>>>

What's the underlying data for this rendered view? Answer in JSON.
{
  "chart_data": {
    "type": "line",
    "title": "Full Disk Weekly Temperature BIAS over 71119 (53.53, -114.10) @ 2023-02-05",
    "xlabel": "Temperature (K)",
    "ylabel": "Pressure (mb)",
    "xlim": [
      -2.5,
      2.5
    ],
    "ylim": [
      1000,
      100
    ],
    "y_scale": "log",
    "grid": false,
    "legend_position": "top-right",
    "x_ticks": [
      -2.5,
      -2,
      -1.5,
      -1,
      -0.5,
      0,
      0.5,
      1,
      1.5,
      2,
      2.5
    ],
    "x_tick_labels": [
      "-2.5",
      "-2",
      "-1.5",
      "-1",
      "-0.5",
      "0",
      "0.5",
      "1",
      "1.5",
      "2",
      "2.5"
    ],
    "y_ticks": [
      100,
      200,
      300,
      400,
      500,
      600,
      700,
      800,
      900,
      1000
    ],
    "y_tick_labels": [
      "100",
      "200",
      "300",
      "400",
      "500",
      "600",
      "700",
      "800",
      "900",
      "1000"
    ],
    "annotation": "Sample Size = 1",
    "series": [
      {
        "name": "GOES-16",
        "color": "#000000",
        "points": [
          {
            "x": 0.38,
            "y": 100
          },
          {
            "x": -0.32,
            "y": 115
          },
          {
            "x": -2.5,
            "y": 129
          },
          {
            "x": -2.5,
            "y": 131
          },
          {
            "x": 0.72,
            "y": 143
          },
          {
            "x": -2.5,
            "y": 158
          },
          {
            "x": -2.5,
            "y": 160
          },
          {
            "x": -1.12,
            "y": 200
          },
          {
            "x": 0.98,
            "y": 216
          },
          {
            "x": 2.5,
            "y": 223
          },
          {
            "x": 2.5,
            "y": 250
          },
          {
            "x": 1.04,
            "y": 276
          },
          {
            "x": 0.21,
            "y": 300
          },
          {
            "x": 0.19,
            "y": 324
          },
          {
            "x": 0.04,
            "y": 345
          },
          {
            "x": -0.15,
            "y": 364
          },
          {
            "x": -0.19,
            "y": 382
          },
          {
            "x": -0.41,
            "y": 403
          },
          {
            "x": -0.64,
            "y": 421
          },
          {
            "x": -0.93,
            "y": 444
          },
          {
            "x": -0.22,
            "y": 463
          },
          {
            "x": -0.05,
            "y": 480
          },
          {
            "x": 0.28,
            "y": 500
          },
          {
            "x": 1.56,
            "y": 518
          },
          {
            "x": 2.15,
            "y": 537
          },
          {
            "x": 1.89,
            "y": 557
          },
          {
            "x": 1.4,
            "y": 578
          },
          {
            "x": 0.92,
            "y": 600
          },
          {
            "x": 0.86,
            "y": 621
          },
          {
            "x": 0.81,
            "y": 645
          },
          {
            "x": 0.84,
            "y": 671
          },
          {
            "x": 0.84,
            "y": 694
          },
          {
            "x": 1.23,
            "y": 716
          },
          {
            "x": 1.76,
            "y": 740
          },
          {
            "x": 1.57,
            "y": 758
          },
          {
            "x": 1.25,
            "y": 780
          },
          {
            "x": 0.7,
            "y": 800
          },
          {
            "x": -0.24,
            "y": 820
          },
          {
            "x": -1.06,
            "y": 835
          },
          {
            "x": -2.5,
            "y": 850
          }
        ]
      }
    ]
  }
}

<<<

◆ Task prompt ◆
Copy out every line of the material above that mentions the word "Temperature".

◆ Exercise result ◆
    "title": "Full Disk Weekly Temperature BIAS over 71119 (53.53, -114.10) @ 2023-02-05",
    "xlabel": "Temperature (K)",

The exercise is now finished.